Dianggap jadi anak paling bodoh gara-gara cuma lulusan SMA
Awan, sapaannya di tongkrongan, berasal dari keluarga PNS. Bapak dan ibunya merupakan PNS guru. Bapaknya mengajar salah satu SMP negeri di Wonogiri kota, sementara ibunya mengajar sebuah sekolah dasar di Kecamatan Eromoko, tempat asalnya.
Sebagai anak pertama dari tiga bersaudara, ia dibebani harapan bisa melanjutkan jalan orang tuanya sebagainya guru.
“Kalau enggak jadi guru, minimal kerja jadi pegawai [PNS] lah, karena itu dianggap paling menjanjikan buat masa depan. Jadi buruh pabrik jelas nggak ada di bayangan mereka,” jelasnya.
Sayangnya, sejak masih sekolah, jalan Awan tampaknya tak mengarah sesuai ekspektasi orang tua. Ia jadi siswa yang biasa-biasa saja. Jangankan berprestasi di sekolah, masuk ranking 10 besar kelas saja tak pernah.

________________

Kegiatan 1: Sebutkan semua jenjang sekolah yang muncul dalam teks bacaan tentang Awan.
Kegiatan 2: Ketik ulang bagian teks bacaan, mulai dari "Dianggap jadi anak" dan terus sampai "tuanya sebagainya guru.".

________________

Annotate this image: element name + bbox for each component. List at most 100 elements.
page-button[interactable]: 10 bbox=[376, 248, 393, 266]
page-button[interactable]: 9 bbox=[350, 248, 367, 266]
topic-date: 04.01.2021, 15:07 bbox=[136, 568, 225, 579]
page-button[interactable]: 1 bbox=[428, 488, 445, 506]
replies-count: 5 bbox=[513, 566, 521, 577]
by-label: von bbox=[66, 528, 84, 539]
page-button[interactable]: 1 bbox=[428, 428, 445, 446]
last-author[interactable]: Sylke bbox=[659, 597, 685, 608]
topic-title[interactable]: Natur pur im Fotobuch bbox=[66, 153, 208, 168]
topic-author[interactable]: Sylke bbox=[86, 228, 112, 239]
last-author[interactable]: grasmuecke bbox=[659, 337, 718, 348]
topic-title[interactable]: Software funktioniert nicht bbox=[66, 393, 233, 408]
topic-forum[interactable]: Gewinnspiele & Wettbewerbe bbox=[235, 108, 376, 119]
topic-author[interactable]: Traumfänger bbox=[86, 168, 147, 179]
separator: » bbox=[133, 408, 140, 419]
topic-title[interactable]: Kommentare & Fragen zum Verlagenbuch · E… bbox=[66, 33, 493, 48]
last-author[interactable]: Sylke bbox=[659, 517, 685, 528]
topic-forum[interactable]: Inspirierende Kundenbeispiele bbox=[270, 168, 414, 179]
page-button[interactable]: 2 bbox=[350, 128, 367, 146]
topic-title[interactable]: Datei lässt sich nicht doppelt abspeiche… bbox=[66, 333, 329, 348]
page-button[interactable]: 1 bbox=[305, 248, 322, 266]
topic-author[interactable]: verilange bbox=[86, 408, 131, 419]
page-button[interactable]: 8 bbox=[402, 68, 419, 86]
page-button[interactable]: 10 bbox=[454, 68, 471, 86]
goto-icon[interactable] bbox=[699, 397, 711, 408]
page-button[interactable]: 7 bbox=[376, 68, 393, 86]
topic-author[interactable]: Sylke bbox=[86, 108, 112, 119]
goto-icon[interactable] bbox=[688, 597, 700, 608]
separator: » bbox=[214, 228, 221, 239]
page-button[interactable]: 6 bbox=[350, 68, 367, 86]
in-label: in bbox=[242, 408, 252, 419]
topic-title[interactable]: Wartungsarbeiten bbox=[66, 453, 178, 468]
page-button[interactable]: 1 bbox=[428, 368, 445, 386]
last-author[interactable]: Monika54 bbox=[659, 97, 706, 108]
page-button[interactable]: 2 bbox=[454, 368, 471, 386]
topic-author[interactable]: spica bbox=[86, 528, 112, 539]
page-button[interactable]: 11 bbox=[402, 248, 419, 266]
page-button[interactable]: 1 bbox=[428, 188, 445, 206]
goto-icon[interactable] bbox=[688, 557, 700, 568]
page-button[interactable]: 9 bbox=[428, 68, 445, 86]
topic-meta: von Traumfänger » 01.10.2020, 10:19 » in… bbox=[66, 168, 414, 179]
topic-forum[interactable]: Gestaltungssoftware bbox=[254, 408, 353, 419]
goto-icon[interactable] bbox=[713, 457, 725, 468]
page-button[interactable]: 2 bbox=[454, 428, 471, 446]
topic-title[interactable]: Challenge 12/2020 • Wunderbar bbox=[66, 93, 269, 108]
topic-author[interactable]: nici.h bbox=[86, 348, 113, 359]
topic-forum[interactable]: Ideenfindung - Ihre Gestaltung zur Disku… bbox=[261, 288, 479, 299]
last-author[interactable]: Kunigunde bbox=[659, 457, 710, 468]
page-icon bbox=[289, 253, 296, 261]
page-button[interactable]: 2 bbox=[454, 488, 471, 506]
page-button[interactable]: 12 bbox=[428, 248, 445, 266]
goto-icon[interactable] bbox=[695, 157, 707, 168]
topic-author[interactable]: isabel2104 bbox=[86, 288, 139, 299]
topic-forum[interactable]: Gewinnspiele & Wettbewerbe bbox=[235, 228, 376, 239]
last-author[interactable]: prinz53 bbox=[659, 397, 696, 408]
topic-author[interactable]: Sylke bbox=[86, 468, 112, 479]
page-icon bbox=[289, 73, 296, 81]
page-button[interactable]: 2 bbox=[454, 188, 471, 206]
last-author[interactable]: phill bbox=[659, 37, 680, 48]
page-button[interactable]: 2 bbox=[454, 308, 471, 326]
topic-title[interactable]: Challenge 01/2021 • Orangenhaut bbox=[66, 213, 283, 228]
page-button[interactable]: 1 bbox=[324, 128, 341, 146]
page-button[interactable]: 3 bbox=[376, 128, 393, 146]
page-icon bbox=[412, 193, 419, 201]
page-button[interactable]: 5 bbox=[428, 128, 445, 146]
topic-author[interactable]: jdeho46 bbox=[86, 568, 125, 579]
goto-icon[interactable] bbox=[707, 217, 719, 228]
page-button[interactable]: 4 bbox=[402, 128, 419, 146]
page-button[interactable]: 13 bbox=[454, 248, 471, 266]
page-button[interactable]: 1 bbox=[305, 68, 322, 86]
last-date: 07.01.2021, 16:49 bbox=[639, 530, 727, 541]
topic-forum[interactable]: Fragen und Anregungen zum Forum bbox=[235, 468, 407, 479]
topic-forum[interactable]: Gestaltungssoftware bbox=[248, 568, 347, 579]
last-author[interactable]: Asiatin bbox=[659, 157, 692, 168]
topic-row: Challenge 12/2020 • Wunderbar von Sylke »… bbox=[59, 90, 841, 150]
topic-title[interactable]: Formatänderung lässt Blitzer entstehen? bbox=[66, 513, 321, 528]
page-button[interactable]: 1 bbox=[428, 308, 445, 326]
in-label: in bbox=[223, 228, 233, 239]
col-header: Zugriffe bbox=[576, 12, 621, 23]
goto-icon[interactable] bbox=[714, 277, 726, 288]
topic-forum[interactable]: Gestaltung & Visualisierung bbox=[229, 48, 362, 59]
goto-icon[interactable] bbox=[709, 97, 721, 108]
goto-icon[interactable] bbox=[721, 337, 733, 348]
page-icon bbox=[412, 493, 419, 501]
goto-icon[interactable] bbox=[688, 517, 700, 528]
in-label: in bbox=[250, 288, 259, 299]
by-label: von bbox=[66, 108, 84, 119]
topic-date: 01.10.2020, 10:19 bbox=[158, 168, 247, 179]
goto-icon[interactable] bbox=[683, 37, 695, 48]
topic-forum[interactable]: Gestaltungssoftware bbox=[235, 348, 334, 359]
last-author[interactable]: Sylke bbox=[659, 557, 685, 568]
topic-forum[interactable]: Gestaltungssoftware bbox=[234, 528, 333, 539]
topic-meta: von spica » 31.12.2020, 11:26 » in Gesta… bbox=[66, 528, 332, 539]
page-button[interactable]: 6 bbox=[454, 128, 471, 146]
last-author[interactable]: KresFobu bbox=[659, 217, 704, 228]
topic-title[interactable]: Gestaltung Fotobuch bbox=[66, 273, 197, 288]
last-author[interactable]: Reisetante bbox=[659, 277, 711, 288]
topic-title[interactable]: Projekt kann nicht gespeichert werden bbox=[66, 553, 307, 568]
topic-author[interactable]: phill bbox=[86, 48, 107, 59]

________________

Hasil Latihan 1: SMA, SMP negeri, sekolah dasar

Hasil Latihan 2:
Dianggap jadi anak paling bodoh gara-gara cuma lulusan SMA
Awan, sapaannya di tongkrongan, berasal dari keluarga PNS. Bapak dan ibunya merupakan PNS guru. Bapaknya mengajar salah satu SMP negeri di Wonogiri kota, sementara ibunya mengajar sebuah sekolah dasar di Kecamatan Eromoko, tempat asalnya.
Sebagai anak pertama dari tiga bersaudara, ia dibebani harapan bisa melanjutkan jalan orang tuanya sebagainya guru.